Saved entries
···
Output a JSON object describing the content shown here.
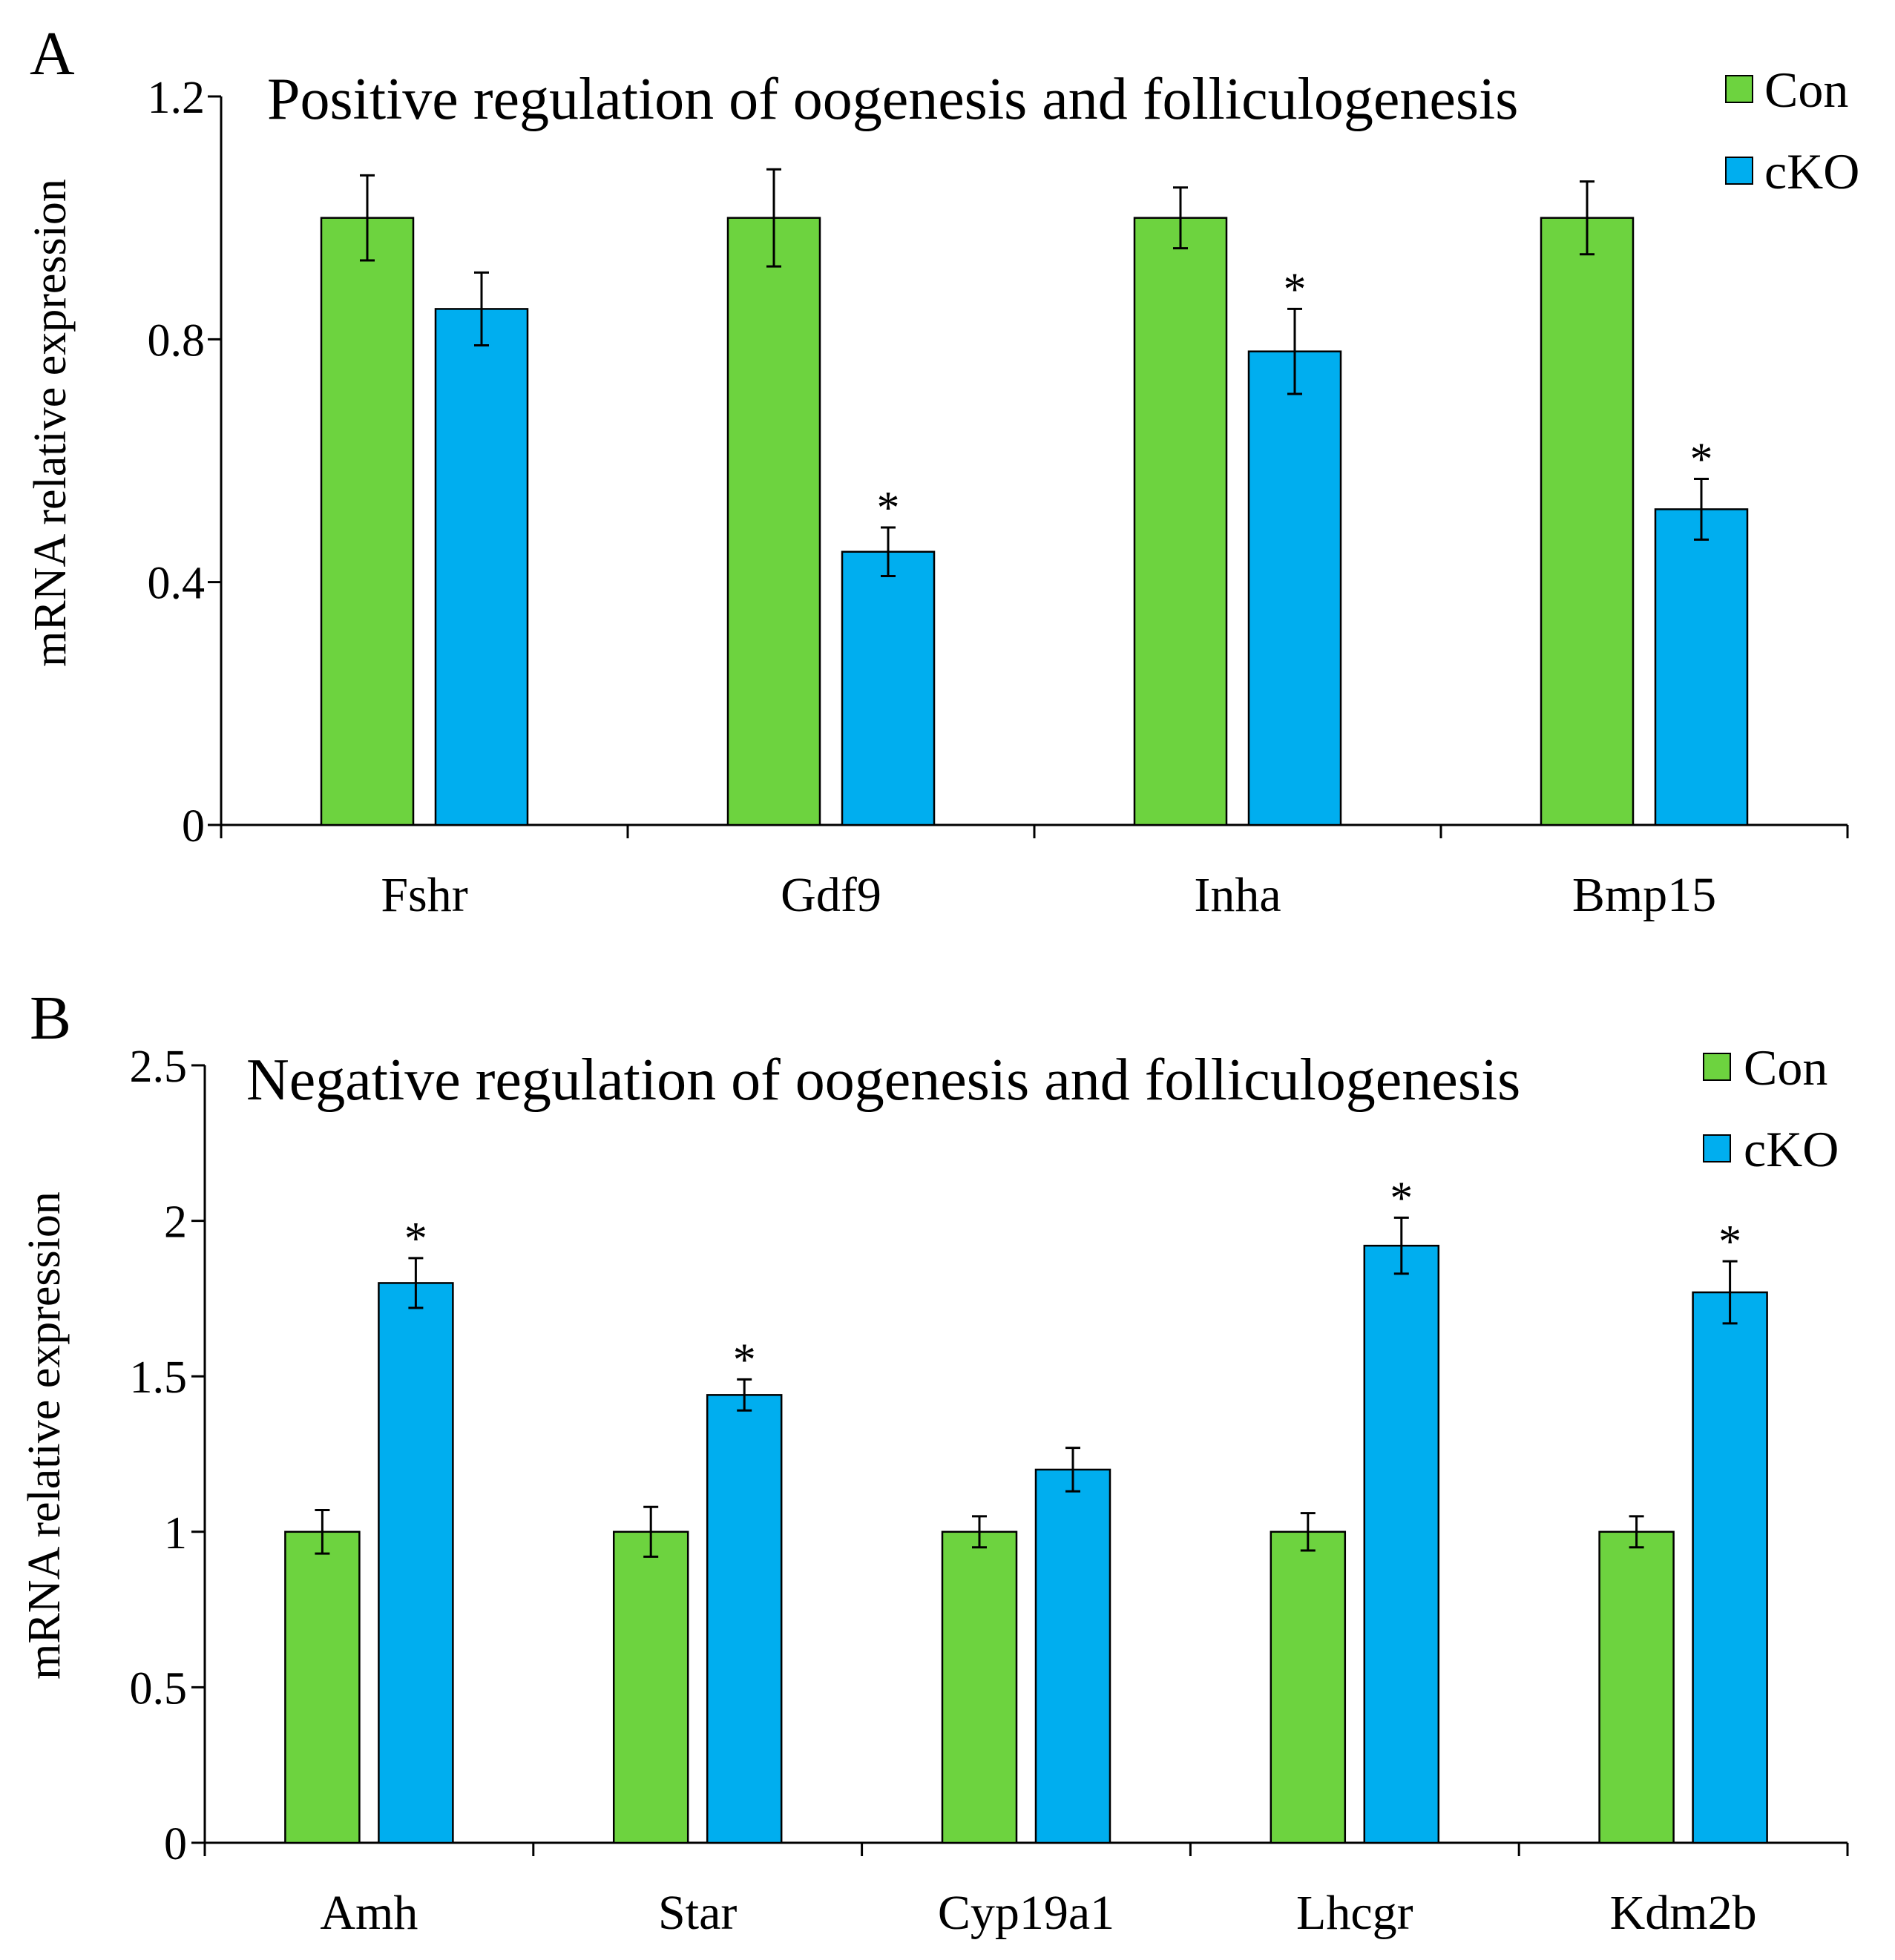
{
  "colors": {
    "con": "#6dd33f",
    "cko": "#00aeef",
    "axis": "#000000"
  },
  "legend": {
    "con": "Con",
    "cko": "cKO"
  },
  "significance_marker": "*",
  "chart_data": [
    {
      "panel": "A",
      "type": "bar",
      "title": "Positive regulation of oogenesis and folliculogenesis",
      "xlabel": "",
      "ylabel": "mRNA relative expression",
      "ylim": [
        0,
        1.2
      ],
      "yticks": [
        0,
        0.4,
        0.8,
        1.2
      ],
      "ytick_labels": [
        "0",
        "0.4",
        "0.8",
        "1.2"
      ],
      "grid": false,
      "legend_position": "top-right",
      "categories": [
        "Fshr",
        "Gdf9",
        "Inha",
        "Bmp15"
      ],
      "series": [
        {
          "name": "Con",
          "values": [
            1.0,
            1.0,
            1.0,
            1.0
          ],
          "errors": [
            0.07,
            0.08,
            0.05,
            0.06
          ],
          "significant": [
            false,
            false,
            false,
            false
          ]
        },
        {
          "name": "cKO",
          "values": [
            0.85,
            0.45,
            0.78,
            0.52
          ],
          "errors": [
            0.06,
            0.04,
            0.07,
            0.05
          ],
          "significant": [
            false,
            true,
            true,
            true
          ]
        }
      ]
    },
    {
      "panel": "B",
      "type": "bar",
      "title": "Negative regulation of oogenesis and folliculogenesis",
      "xlabel": "",
      "ylabel": "mRNA relative expression",
      "ylim": [
        0,
        2.5
      ],
      "yticks": [
        0,
        0.5,
        1,
        1.5,
        2,
        2.5
      ],
      "ytick_labels": [
        "0",
        "0.5",
        "1",
        "1.5",
        "2",
        "2.5"
      ],
      "grid": false,
      "legend_position": "top-right",
      "categories": [
        "Amh",
        "Star",
        "Cyp19a1",
        "Lhcgr",
        "Kdm2b"
      ],
      "series": [
        {
          "name": "Con",
          "values": [
            1.0,
            1.0,
            1.0,
            1.0,
            1.0
          ],
          "errors": [
            0.07,
            0.08,
            0.05,
            0.06,
            0.05
          ],
          "significant": [
            false,
            false,
            false,
            false,
            false
          ]
        },
        {
          "name": "cKO",
          "values": [
            1.8,
            1.44,
            1.2,
            1.92,
            1.77
          ],
          "errors": [
            0.08,
            0.05,
            0.07,
            0.09,
            0.1
          ],
          "significant": [
            true,
            true,
            false,
            true,
            true
          ]
        }
      ]
    }
  ]
}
···
__Problem details__
The lines to return are those in the entries above that hold "regulation".

__Your response__
      "title": "Positive regulation of oogenesis and folliculogenesis",
      "title": "Negative regulation of oogenesis and folliculogenesis",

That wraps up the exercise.